(TASK BRIEF):
If a line of the material holds the string "upper", please copy it.

(EXTRACTED RECORDS):
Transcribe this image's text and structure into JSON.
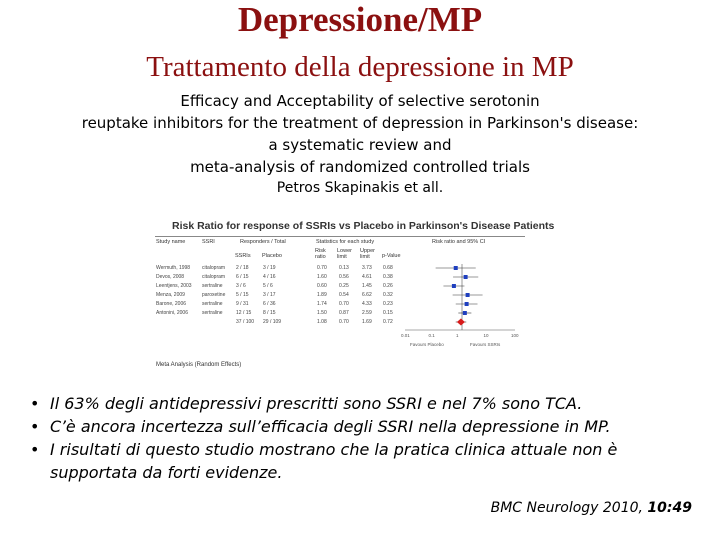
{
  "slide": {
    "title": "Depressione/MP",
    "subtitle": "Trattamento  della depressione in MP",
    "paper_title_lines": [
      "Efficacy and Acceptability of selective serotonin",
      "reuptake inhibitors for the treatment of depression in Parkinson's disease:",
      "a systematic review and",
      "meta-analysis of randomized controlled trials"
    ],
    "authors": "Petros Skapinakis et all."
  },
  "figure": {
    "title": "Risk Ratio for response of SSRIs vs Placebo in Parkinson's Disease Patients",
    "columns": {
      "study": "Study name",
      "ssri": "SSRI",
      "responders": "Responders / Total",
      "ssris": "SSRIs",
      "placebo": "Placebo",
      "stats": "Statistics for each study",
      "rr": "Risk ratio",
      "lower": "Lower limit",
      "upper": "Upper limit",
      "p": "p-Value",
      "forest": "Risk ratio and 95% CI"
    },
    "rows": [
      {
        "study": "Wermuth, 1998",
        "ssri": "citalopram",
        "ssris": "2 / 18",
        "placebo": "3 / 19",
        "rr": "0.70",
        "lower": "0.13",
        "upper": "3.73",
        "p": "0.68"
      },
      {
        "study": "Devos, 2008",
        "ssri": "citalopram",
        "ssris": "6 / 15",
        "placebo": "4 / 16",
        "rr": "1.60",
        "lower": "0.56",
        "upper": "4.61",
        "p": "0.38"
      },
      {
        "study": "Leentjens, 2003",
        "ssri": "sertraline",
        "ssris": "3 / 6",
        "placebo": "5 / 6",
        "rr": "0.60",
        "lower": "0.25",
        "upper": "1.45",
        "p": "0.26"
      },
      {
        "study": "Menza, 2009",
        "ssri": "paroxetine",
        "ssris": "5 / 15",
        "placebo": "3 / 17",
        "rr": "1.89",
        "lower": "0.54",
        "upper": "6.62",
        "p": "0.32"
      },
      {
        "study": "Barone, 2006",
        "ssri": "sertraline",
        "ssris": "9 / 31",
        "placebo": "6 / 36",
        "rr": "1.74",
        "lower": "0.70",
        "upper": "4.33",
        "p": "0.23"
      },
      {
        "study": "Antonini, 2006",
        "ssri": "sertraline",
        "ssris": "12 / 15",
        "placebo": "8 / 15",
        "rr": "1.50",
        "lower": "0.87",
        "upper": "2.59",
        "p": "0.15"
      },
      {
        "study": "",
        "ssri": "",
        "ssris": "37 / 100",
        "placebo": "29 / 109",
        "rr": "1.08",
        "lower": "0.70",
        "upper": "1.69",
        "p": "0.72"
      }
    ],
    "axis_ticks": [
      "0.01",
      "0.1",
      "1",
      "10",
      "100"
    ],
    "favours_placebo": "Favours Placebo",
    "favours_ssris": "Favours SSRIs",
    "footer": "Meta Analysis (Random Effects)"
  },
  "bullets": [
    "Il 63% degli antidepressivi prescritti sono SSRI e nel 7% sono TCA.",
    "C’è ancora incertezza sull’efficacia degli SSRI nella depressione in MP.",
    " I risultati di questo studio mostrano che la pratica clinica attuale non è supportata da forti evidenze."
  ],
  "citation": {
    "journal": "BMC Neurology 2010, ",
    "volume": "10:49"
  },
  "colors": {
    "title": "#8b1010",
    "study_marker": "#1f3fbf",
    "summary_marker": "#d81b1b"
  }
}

---

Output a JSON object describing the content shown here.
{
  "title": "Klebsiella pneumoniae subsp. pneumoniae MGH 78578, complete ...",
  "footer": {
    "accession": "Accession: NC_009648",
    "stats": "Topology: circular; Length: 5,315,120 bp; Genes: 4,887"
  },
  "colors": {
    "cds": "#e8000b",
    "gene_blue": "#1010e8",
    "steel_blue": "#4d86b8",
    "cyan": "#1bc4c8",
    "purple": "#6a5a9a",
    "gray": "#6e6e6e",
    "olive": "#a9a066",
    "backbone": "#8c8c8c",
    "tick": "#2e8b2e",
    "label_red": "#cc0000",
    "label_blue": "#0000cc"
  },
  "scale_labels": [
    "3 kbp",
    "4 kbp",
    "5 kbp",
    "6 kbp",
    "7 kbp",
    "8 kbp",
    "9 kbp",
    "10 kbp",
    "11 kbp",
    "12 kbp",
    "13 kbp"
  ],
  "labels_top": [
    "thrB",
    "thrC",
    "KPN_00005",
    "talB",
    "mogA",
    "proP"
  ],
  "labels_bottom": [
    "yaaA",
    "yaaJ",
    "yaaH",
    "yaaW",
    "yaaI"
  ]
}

(EXERCISE RESULT):
      "upper": "Upper limit",
        "upper": "3.73",
        "upper": "4.61",
        "upper": "1.45",
        "upper": "6.62",
        "upper": "4.33",
        "upper": "2.59",
        "upper": "1.69",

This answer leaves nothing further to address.